-------- DATA IN THIS EXERCISE

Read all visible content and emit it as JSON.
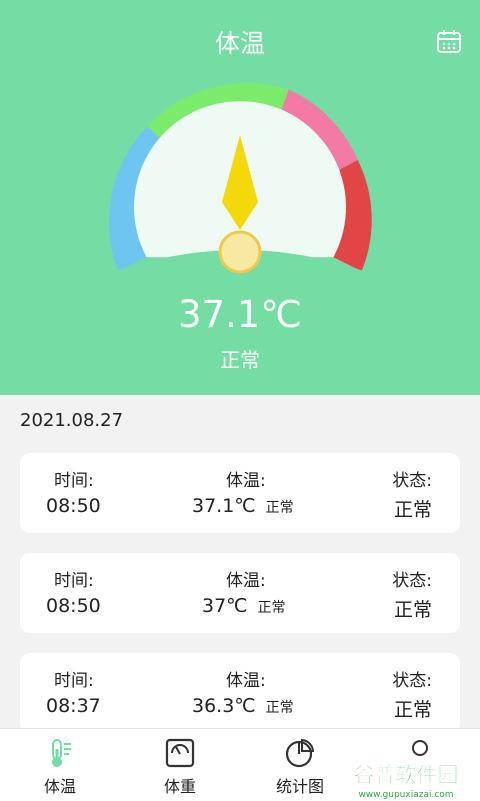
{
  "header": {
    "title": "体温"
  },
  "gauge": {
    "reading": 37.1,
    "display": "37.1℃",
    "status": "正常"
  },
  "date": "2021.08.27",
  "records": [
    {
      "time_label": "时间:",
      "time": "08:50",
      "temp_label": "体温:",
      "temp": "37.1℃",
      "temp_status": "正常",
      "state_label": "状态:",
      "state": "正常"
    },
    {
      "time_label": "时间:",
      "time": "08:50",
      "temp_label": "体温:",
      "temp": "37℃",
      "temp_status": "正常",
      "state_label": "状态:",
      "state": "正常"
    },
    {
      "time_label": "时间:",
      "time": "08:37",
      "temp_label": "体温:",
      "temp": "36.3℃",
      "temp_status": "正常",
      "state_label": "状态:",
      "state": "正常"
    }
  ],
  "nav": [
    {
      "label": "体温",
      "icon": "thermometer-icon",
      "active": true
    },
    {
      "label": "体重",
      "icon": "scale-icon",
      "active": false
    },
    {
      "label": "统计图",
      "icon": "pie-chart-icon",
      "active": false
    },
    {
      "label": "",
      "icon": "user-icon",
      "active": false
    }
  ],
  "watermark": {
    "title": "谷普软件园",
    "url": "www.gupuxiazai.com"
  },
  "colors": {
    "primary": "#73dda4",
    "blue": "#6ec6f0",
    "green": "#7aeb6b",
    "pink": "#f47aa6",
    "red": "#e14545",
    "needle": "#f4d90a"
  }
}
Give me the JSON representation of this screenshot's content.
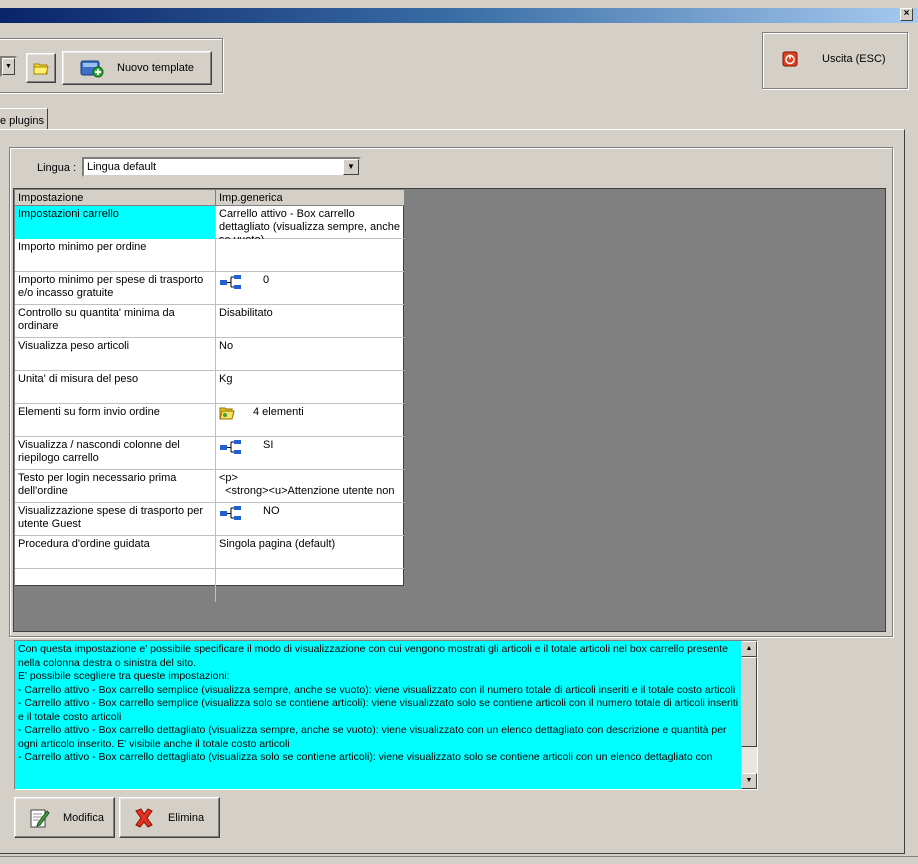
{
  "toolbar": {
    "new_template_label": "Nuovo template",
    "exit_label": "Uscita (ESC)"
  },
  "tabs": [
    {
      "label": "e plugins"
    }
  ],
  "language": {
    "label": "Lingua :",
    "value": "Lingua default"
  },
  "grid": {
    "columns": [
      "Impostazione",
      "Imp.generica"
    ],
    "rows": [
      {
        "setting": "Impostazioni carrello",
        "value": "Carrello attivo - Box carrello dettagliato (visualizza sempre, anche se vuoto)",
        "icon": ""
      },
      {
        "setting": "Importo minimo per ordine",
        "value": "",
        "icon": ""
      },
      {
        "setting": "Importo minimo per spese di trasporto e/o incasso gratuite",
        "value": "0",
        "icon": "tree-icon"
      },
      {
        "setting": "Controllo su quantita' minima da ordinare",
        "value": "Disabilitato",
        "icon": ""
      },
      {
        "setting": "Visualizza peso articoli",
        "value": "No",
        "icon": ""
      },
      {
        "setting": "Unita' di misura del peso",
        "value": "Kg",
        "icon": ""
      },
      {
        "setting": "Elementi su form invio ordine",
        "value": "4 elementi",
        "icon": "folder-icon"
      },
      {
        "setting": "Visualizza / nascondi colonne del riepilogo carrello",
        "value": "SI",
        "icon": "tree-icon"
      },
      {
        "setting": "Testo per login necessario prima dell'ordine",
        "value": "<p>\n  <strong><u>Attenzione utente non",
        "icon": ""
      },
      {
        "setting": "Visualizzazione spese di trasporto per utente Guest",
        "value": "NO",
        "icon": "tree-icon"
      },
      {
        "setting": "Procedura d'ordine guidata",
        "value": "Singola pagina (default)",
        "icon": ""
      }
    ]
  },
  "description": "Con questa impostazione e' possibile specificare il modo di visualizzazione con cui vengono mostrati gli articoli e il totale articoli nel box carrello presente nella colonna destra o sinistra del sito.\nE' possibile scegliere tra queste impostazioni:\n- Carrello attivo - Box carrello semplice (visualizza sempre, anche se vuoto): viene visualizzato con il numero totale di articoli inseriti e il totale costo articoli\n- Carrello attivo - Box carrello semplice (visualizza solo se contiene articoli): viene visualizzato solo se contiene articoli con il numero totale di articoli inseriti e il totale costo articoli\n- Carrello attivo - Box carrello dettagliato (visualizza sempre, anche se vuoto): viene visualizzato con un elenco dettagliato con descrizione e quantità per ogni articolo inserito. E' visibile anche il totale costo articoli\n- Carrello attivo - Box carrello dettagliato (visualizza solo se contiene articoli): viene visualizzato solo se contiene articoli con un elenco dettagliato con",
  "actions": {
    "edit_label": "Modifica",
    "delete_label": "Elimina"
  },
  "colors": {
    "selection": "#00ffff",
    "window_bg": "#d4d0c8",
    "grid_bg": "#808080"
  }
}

----------------

Retype the data above exactly; pictures are not part of the copy.

Read all visible content and emit it as JSON.
{
  "header": {
    "title": "体温"
  },
  "gauge": {
    "reading": 37.1,
    "display": "37.1℃",
    "status": "正常"
  },
  "date": "2021.08.27",
  "records": [
    {
      "time_label": "时间:",
      "time": "08:50",
      "temp_label": "体温:",
      "temp": "37.1℃",
      "temp_status": "正常",
      "state_label": "状态:",
      "state": "正常"
    },
    {
      "time_label": "时间:",
      "time": "08:50",
      "temp_label": "体温:",
      "temp": "37℃",
      "temp_status": "正常",
      "state_label": "状态:",
      "state": "正常"
    },
    {
      "time_label": "时间:",
      "time": "08:37",
      "temp_label": "体温:",
      "temp": "36.3℃",
      "temp_status": "正常",
      "state_label": "状态:",
      "state": "正常"
    }
  ],
  "nav": [
    {
      "label": "体温",
      "icon": "thermometer-icon",
      "active": true
    },
    {
      "label": "体重",
      "icon": "scale-icon",
      "active": false
    },
    {
      "label": "统计图",
      "icon": "pie-chart-icon",
      "active": false
    },
    {
      "label": "",
      "icon": "user-icon",
      "active": false
    }
  ],
  "watermark": {
    "title": "谷普软件园",
    "url": "www.gupuxiazai.com"
  },
  "colors": {
    "primary": "#73dda4",
    "blue": "#6ec6f0",
    "green": "#7aeb6b",
    "pink": "#f47aa6",
    "red": "#e14545",
    "needle": "#f4d90a"
  }
}
Give me the JSON representation of this screenshot's content.
{
  "toolbar": {
    "new_template_label": "Nuovo template",
    "exit_label": "Uscita (ESC)"
  },
  "tabs": [
    {
      "label": "e plugins"
    }
  ],
  "language": {
    "label": "Lingua :",
    "value": "Lingua default"
  },
  "grid": {
    "columns": [
      "Impostazione",
      "Imp.generica"
    ],
    "rows": [
      {
        "setting": "Impostazioni carrello",
        "value": "Carrello attivo - Box carrello dettagliato (visualizza sempre, anche se vuoto)",
        "icon": ""
      },
      {
        "setting": "Importo minimo per ordine",
        "value": "",
        "icon": ""
      },
      {
        "setting": "Importo minimo per spese di trasporto e/o incasso gratuite",
        "value": "0",
        "icon": "tree-icon"
      },
      {
        "setting": "Controllo su quantita' minima da ordinare",
        "value": "Disabilitato",
        "icon": ""
      },
      {
        "setting": "Visualizza peso articoli",
        "value": "No",
        "icon": ""
      },
      {
        "setting": "Unita' di misura del peso",
        "value": "Kg",
        "icon": ""
      },
      {
        "setting": "Elementi su form invio ordine",
        "value": "4 elementi",
        "icon": "folder-icon"
      },
      {
        "setting": "Visualizza / nascondi colonne del riepilogo carrello",
        "value": "SI",
        "icon": "tree-icon"
      },
      {
        "setting": "Testo per login necessario prima dell'ordine",
        "value": "<p>\n  <strong><u>Attenzione utente non",
        "icon": ""
      },
      {
        "setting": "Visualizzazione spese di trasporto per utente Guest",
        "value": "NO",
        "icon": "tree-icon"
      },
      {
        "setting": "Procedura d'ordine guidata",
        "value": "Singola pagina (default)",
        "icon": ""
      }
    ]
  },
  "description": "Con questa impostazione e' possibile specificare il modo di visualizzazione con cui vengono mostrati gli articoli e il totale articoli nel box carrello presente nella colonna destra o sinistra del sito.\nE' possibile scegliere tra queste impostazioni:\n- Carrello attivo - Box carrello semplice (visualizza sempre, anche se vuoto): viene visualizzato con il numero totale di articoli inseriti e il totale costo articoli\n- Carrello attivo - Box carrello semplice (visualizza solo se contiene articoli): viene visualizzato solo se contiene articoli con il numero totale di articoli inseriti e il totale costo articoli\n- Carrello attivo - Box carrello dettagliato (visualizza sempre, anche se vuoto): viene visualizzato con un elenco dettagliato con descrizione e quantità per ogni articolo inserito. E' visibile anche il totale costo articoli\n- Carrello attivo - Box carrello dettagliato (visualizza solo se contiene articoli): viene visualizzato solo se contiene articoli con un elenco dettagliato con",
  "actions": {
    "edit_label": "Modifica",
    "delete_label": "Elimina"
  },
  "colors": {
    "selection": "#00ffff",
    "window_bg": "#d4d0c8",
    "grid_bg": "#808080"
  }
}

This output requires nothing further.